Your objective
Repeat the rows from the line that contains "Patent image size: (1007, 998)." to the line that contains "The compressor housing 58 is at (187, 232).", both included, without any changes.

Records for this exercise

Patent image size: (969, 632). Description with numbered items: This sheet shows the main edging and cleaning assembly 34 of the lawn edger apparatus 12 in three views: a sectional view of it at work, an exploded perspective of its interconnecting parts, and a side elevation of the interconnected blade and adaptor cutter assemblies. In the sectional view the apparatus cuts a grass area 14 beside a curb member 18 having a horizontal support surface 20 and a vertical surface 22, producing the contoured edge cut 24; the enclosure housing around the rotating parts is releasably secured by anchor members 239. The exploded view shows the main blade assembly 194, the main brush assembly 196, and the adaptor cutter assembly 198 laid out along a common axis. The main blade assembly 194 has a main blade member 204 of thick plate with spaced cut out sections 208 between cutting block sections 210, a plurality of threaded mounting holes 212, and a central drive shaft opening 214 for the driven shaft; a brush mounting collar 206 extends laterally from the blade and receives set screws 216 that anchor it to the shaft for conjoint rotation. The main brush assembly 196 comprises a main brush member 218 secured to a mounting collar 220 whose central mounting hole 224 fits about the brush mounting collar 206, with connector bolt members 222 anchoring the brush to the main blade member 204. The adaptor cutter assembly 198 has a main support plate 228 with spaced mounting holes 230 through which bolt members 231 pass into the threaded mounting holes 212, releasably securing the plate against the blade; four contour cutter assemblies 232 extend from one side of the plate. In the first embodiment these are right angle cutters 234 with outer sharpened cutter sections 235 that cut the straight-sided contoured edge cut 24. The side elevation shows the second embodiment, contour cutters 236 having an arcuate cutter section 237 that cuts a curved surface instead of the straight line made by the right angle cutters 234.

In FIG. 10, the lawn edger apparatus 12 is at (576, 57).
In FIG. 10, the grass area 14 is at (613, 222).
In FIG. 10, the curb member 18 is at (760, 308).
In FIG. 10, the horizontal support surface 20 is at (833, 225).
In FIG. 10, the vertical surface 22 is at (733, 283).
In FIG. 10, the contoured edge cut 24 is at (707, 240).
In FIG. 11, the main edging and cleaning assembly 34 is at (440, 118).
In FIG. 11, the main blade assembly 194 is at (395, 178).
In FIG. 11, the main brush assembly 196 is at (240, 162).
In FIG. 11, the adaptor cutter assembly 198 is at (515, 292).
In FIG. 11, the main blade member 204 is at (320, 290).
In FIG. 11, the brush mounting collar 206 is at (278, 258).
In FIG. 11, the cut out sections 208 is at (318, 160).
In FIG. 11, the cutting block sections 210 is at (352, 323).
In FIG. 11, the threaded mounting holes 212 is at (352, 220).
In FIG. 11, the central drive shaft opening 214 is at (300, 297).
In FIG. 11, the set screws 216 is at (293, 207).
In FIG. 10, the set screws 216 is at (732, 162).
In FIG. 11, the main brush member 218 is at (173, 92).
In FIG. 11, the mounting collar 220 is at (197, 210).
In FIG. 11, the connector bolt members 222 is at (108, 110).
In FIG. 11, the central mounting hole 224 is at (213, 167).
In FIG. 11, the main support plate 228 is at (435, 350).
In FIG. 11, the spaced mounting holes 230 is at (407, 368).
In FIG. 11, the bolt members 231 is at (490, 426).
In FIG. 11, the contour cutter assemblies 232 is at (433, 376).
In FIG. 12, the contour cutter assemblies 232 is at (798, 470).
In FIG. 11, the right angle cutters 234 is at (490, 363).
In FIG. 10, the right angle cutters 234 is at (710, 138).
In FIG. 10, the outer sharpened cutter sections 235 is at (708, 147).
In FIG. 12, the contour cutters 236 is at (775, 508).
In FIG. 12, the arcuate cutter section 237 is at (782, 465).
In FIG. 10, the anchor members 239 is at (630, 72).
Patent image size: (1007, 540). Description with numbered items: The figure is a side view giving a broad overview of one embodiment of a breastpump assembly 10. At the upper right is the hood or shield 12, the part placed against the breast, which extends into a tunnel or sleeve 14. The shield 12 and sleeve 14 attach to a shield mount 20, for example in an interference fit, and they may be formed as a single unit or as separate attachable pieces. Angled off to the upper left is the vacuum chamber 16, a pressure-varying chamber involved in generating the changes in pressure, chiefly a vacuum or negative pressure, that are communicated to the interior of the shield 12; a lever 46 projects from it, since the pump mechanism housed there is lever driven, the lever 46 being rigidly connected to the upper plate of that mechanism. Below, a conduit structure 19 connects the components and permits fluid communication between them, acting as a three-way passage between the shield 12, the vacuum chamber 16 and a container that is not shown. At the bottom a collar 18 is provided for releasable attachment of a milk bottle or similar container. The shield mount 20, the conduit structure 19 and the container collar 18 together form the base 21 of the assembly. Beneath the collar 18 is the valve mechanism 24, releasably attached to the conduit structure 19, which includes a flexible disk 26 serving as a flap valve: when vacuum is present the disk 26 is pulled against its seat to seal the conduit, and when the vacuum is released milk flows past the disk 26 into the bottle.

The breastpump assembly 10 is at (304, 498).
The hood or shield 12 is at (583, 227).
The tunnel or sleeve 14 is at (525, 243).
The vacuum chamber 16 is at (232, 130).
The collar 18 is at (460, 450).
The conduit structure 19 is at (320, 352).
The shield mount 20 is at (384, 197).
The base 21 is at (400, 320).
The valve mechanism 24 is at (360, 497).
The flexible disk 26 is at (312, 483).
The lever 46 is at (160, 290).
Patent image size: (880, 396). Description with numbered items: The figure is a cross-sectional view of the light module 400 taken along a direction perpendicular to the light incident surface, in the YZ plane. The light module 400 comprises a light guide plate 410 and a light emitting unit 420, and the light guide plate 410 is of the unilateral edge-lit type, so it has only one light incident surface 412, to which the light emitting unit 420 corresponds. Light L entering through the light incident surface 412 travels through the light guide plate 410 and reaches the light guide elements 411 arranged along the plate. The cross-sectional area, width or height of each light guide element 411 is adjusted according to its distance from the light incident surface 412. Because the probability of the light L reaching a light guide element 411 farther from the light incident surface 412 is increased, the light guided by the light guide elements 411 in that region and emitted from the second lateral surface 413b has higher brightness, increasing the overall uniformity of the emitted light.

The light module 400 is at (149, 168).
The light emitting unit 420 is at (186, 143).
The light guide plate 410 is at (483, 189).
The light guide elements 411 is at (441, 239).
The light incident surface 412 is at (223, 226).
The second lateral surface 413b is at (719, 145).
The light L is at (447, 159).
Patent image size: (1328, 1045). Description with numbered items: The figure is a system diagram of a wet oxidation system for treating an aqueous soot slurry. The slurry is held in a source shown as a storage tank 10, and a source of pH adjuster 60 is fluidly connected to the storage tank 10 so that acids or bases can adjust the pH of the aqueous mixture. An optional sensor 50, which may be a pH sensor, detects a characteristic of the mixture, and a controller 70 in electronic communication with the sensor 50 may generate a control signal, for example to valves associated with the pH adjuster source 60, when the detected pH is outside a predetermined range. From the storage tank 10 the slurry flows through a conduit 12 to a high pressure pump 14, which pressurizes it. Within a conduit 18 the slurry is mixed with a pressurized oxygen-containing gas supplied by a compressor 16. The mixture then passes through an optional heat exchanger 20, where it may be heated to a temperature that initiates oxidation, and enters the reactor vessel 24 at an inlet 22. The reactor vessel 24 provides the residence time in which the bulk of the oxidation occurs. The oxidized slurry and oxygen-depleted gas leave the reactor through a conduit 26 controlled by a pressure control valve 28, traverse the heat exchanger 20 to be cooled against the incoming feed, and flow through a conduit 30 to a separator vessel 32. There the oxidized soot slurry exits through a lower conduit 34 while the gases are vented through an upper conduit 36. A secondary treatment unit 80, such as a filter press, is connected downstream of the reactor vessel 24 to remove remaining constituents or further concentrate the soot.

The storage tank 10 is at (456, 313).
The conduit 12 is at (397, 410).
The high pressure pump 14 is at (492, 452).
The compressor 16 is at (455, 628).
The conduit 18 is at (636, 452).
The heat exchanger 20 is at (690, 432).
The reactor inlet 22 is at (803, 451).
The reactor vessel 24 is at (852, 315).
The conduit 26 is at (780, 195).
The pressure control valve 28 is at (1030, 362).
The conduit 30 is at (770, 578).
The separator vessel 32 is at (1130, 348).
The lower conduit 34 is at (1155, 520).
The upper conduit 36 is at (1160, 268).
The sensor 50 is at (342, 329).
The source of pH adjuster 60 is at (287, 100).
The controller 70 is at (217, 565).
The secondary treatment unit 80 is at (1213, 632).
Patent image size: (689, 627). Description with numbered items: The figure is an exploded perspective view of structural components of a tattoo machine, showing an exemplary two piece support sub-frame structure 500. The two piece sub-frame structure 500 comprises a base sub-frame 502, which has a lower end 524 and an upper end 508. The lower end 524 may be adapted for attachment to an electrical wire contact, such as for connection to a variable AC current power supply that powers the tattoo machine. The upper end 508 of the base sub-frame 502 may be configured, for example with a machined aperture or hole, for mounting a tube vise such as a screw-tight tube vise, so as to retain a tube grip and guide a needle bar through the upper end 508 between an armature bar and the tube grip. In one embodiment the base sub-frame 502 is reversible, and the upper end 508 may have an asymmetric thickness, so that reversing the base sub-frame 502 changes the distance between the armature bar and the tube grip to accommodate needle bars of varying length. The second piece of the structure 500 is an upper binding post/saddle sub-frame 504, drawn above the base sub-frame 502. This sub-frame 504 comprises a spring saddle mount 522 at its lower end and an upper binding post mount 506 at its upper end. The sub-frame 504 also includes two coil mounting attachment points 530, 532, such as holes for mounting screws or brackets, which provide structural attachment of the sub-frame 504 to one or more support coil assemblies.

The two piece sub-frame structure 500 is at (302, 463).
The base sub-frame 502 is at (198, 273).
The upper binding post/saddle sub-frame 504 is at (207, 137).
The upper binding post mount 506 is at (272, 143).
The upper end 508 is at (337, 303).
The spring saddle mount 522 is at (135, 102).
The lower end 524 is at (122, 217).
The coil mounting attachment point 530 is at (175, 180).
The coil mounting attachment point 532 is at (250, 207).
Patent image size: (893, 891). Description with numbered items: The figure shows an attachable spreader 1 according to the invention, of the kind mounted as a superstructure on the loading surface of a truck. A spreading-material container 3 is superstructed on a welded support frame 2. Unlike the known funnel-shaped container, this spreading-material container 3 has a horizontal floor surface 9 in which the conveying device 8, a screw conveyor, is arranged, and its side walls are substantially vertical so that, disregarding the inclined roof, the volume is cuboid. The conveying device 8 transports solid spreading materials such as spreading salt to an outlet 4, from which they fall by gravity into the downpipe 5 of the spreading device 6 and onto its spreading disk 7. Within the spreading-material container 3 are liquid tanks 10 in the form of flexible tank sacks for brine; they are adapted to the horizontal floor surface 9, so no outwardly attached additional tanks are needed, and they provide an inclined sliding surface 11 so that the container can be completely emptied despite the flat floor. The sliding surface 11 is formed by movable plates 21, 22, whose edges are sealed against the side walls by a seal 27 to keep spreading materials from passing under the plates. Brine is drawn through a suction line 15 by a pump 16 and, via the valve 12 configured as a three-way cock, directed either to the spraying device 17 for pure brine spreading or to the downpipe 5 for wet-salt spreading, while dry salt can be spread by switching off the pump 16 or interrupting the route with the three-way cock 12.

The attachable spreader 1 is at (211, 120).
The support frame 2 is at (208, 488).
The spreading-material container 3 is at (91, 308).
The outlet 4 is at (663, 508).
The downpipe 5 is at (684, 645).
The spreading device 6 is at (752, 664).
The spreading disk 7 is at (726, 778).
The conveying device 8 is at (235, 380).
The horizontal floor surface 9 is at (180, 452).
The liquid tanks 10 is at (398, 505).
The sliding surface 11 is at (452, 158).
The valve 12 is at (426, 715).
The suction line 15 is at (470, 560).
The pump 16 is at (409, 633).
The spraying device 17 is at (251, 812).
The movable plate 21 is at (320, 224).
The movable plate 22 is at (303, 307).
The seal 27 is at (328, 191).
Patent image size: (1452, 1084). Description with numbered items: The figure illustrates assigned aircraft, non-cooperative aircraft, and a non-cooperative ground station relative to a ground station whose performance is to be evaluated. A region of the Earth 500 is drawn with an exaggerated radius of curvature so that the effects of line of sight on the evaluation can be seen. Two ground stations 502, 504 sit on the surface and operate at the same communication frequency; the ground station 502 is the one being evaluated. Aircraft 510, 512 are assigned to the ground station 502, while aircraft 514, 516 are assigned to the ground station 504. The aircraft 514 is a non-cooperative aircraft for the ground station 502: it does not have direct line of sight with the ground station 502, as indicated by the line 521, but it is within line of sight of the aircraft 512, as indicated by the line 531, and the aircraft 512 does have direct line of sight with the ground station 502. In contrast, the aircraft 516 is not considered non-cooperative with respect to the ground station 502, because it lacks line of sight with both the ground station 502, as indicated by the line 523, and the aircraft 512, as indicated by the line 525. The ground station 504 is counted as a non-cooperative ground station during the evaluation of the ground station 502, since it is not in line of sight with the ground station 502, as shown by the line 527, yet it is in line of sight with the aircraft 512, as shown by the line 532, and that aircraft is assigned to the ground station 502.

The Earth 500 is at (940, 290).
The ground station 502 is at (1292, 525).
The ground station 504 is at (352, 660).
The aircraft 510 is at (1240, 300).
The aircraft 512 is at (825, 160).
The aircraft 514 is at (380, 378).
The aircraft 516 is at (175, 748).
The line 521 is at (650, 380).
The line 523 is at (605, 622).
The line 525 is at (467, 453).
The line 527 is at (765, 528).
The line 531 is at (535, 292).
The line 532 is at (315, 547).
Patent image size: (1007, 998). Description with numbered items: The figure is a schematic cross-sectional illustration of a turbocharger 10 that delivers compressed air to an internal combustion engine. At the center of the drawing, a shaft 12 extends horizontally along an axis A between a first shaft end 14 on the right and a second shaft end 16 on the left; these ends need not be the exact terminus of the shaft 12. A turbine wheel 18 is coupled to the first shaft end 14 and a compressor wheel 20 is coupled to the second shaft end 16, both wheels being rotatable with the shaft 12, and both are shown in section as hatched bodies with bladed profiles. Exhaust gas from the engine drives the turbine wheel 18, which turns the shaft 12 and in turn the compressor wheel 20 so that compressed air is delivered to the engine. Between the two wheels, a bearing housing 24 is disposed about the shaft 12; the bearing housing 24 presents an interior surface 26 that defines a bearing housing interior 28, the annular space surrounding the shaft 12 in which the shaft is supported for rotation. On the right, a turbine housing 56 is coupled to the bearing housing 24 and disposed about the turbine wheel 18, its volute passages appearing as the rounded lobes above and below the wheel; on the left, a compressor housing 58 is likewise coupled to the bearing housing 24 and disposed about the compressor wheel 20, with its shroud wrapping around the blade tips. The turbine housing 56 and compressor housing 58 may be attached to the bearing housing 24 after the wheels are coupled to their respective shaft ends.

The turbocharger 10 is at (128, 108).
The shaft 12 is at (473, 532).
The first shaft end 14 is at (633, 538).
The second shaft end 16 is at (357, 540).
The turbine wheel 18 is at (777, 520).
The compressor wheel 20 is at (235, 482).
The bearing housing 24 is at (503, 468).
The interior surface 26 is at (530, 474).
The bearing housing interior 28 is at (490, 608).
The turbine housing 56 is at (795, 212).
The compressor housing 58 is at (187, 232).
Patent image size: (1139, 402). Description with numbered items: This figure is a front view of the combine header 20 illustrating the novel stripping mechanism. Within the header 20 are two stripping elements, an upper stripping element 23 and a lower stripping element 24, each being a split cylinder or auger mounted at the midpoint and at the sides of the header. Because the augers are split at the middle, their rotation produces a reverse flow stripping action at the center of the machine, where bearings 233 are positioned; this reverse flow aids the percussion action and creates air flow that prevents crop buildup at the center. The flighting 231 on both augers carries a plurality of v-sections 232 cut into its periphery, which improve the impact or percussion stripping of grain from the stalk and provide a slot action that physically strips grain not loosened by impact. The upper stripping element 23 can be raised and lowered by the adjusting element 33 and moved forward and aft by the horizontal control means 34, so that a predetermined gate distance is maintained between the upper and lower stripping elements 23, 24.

Solved exercise
Patent image size: (1007, 998). Description with numbered items: The figure is a schematic cross-sectional illustration of a turbocharger 10 that delivers compressed air to an internal combustion engine. At the center of the drawing, a shaft 12 extends horizontally along an axis A between a first shaft end 14 on the right and a second shaft end 16 on the left; these ends need not be the exact terminus of the shaft 12. A turbine wheel 18 is coupled to the first shaft end 14 and a compressor wheel 20 is coupled to the second shaft end 16, both wheels being rotatable with the shaft 12, and both are shown in section as hatched bodies with bladed profiles. Exhaust gas from the engine drives the turbine wheel 18, which turns the shaft 12 and in turn the compressor wheel 20 so that compressed air is delivered to the engine. Between the two wheels, a bearing housing 24 is disposed about the shaft 12; the bearing housing 24 presents an interior surface 26 that defines a bearing housing interior 28, the annular space surrounding the shaft 12 in which the shaft is supported for rotation. On the right, a turbine housing 56 is coupled to the bearing housing 24 and disposed about the turbine wheel 18, its volute passages appearing as the rounded lobes above and below the wheel; on the left, a compressor housing 58 is likewise coupled to the bearing housing 24 and disposed about the compressor wheel 20, with its shroud wrapping around the blade tips. The turbine housing 56 and compressor housing 58 may be attached to the bearing housing 24 after the wheels are coupled to their respective shaft ends.

The turbocharger 10 is at (128, 108).
The shaft 12 is at (473, 532).
The first shaft end 14 is at (633, 538).
The second shaft end 16 is at (357, 540).
The turbine wheel 18 is at (777, 520).
The compressor wheel 20 is at (235, 482).
The bearing housing 24 is at (503, 468).
The interior surface 26 is at (530, 474).
The bearing housing interior 28 is at (490, 608).
The turbine housing 56 is at (795, 212).
The compressor housing 58 is at (187, 232).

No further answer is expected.